## Work request
The forum thread below includes a post that suggests doing nice things for yourself in the evenings. List every example of such a thing that the post names.

## Passage to read
________________________________________

Otherwise, you have to just bite your lip I'm afraid. If its something vital like car seat that's different but re: other stuff you need to let him learn for himself.

Ask him to take charge for a weekend and promise not to nag - I'll bet he'll step up.

NumptyNameChange · 28/12/2013 15:12

i worry about being accused of missing the point but is your sex life back in the room yet? realistically it's the fancying and intimacy that makes another human less irritating ime - sounds daft - i mean that when you're having good sex and feeling connected to someone and sparking the little things don't get so much focus.

maybe try to avoid arguing, getting too fixated on who/how/what in terms of labour just now but discuss and plan for who is doing what and how it's going to be when you go back to work?

it's only another couple of months and then hopefully you'll feel some balance back in place and feel happier for it.

also try to avoid 'waiting' for your dh. do nice things for yourself in the evenings even if it's just a bubble bath and a good book and a glass of decent wine. invite friends over for a drink or dinner. go out in the day to do stuff as much as you can even if it's just some window shopping and a nice coffee with a book whilst the baby naps. perhaps you could meet working friends in their lunch hour for a coffee?

it's two months in a situation you're finding difficult but know there is an end to so try and think of things to make it more comfortable and ideally enjoyable to get through it.

YOUCANBEMYFRIENDIFYOUBUYMECAKE · 28/12/2013 20:38

hi I have recently drawn up a plan of my weekly household duties. to spread them out and to also feel in routine
could this help you it has helped me alot and also feel less depressed and frustrated
why not have a go with one and see how you feel in a week?

________________________________________

## Dataset
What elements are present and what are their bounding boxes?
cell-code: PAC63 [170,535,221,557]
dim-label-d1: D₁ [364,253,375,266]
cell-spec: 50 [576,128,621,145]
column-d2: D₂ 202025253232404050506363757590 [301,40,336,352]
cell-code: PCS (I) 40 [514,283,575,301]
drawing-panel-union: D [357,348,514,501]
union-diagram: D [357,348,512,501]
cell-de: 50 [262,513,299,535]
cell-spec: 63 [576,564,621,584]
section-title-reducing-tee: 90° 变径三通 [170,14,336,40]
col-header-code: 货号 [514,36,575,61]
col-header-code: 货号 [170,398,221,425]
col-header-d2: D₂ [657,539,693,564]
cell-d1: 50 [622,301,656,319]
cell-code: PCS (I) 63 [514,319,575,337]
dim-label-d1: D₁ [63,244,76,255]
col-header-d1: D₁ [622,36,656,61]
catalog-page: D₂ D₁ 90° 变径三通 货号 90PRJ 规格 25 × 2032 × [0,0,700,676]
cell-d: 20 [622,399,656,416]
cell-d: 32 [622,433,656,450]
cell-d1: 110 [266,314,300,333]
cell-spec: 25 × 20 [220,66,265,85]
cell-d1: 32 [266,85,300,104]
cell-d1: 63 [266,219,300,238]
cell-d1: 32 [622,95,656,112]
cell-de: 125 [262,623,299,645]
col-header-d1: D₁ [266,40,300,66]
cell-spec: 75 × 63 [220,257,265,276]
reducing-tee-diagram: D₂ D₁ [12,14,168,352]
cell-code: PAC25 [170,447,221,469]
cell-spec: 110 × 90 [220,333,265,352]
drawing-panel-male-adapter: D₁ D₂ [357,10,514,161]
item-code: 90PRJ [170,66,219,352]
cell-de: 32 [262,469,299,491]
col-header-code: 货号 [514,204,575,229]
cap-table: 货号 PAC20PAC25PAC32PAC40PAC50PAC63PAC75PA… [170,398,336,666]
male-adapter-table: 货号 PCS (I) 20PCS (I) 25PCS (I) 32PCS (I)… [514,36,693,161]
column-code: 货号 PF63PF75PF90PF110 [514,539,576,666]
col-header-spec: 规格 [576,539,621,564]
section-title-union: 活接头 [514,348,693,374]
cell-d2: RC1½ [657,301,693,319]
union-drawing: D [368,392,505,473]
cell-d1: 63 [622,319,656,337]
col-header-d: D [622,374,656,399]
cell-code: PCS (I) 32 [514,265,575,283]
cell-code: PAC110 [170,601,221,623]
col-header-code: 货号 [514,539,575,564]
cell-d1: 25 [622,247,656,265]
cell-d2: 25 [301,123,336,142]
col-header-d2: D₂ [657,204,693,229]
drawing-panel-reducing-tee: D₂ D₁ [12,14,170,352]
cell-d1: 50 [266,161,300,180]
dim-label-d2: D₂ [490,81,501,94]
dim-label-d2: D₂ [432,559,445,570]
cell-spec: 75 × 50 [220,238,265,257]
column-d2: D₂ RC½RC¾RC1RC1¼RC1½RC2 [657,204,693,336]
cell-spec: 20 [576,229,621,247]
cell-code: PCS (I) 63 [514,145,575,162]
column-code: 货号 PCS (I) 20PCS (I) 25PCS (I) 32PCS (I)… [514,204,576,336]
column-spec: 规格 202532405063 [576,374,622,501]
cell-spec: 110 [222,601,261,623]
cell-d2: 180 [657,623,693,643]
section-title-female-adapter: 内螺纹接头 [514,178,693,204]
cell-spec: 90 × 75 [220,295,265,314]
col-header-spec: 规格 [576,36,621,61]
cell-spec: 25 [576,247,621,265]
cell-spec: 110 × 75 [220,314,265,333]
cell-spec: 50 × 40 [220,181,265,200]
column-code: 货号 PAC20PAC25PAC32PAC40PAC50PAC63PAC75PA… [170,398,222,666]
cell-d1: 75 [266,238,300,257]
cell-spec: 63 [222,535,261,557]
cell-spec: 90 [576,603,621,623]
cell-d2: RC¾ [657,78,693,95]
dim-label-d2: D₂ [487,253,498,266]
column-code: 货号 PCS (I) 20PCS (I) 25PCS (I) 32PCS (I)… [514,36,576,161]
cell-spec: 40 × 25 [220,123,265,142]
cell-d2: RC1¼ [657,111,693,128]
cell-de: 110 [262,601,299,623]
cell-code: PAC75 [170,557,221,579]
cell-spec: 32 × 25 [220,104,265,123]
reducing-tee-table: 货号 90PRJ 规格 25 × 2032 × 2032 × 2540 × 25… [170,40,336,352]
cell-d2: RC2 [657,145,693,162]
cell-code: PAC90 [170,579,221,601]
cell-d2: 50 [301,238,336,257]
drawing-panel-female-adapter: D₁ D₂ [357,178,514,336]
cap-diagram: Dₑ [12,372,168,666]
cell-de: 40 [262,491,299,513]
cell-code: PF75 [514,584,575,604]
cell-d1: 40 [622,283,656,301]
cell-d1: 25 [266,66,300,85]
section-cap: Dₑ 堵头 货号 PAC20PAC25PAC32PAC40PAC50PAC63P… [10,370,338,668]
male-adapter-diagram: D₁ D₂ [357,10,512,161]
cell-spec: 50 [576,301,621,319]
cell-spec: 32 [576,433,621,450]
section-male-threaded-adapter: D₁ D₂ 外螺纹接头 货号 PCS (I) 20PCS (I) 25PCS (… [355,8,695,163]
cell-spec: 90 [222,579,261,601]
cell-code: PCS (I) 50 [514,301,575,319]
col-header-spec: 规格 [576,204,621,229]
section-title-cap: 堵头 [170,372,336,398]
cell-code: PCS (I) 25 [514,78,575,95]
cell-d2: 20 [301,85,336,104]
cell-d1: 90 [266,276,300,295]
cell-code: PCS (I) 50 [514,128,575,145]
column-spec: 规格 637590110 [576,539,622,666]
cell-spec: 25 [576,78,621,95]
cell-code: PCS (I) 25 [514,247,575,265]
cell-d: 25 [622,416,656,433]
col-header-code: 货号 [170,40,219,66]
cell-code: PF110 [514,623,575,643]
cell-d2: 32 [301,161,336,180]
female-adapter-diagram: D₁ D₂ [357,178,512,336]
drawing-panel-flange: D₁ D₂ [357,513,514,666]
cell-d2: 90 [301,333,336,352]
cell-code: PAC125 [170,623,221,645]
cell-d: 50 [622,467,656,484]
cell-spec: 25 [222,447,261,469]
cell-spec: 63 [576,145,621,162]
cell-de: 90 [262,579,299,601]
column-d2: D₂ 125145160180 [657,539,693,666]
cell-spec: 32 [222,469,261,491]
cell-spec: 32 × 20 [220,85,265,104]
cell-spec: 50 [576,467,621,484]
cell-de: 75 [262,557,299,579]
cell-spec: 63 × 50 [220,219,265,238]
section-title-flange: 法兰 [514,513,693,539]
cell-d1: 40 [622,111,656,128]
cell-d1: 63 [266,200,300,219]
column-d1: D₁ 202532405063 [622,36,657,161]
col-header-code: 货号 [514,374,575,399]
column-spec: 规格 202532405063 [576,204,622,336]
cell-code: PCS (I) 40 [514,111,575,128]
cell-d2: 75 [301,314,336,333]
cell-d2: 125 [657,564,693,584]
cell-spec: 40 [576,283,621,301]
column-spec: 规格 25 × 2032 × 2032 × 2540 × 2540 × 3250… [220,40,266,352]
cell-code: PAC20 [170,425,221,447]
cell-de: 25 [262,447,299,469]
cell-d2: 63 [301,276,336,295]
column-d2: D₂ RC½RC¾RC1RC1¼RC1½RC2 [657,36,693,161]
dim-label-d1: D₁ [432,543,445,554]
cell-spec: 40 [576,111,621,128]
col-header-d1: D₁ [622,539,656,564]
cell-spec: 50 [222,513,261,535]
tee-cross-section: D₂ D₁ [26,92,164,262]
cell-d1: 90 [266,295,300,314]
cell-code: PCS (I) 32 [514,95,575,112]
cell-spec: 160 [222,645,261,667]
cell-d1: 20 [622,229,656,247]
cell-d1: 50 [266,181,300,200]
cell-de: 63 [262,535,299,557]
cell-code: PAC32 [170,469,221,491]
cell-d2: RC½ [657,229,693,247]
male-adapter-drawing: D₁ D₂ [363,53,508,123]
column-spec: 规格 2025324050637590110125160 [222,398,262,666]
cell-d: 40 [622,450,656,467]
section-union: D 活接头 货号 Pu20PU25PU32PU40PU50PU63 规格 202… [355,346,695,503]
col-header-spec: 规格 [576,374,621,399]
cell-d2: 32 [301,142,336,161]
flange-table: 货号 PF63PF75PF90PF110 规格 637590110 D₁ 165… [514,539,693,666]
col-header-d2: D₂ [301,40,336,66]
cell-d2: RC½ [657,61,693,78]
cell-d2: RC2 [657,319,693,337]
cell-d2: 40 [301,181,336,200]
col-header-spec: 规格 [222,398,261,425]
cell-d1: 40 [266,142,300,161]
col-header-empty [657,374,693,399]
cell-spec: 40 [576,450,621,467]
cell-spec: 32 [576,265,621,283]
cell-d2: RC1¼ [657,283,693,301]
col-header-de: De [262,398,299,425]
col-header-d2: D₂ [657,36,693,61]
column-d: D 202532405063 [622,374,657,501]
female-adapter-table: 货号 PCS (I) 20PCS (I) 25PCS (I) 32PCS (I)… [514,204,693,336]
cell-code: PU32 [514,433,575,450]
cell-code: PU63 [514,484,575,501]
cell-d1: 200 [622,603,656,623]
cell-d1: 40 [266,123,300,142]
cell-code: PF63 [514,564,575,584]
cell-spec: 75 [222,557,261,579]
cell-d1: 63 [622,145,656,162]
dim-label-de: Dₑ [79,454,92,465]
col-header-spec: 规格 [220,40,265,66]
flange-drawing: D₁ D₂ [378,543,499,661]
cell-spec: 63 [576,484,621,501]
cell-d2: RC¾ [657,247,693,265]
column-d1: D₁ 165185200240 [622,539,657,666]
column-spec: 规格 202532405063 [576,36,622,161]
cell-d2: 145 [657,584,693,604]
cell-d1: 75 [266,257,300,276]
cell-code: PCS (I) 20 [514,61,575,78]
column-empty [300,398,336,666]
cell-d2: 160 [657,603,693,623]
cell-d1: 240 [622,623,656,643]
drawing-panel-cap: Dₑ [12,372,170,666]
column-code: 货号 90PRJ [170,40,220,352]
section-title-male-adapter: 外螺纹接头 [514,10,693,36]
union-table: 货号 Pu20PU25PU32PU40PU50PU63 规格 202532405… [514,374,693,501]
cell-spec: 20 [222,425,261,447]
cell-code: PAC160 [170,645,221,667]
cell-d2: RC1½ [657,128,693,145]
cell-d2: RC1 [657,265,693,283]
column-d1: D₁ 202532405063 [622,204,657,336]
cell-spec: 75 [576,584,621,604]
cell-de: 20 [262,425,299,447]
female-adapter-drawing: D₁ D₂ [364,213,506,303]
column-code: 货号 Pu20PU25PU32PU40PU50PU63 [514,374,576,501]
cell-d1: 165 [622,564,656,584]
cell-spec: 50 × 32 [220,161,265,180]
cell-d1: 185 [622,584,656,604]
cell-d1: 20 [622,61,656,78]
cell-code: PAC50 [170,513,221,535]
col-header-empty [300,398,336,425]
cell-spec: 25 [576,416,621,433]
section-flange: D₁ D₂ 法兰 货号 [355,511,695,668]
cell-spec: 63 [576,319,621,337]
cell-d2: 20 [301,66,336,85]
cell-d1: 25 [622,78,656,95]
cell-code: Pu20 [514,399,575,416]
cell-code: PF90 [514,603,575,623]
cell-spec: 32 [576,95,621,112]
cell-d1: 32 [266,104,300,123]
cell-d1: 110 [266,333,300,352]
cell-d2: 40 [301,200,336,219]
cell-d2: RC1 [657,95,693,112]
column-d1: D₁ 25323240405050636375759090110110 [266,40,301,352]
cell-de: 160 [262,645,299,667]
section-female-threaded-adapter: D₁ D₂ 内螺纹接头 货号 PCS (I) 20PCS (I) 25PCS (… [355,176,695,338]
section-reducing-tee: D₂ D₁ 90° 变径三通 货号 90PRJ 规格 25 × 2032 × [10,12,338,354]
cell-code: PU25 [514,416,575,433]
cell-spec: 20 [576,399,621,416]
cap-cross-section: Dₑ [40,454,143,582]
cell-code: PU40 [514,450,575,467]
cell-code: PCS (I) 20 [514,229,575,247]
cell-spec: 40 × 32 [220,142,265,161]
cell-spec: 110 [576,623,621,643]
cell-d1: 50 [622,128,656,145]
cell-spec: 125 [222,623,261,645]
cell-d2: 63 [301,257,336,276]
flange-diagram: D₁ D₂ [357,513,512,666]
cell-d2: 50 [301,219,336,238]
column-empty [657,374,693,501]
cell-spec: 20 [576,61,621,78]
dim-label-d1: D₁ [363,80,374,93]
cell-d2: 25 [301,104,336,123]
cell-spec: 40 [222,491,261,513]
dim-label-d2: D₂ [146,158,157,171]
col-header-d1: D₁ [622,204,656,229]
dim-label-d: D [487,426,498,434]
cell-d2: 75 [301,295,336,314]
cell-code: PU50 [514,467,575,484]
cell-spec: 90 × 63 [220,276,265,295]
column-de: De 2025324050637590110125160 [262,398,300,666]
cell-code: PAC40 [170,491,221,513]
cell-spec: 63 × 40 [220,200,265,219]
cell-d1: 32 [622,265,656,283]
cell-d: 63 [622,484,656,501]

________________________________________

## Result of the task
- A bubble bath
- A good book
- A glass of decent wine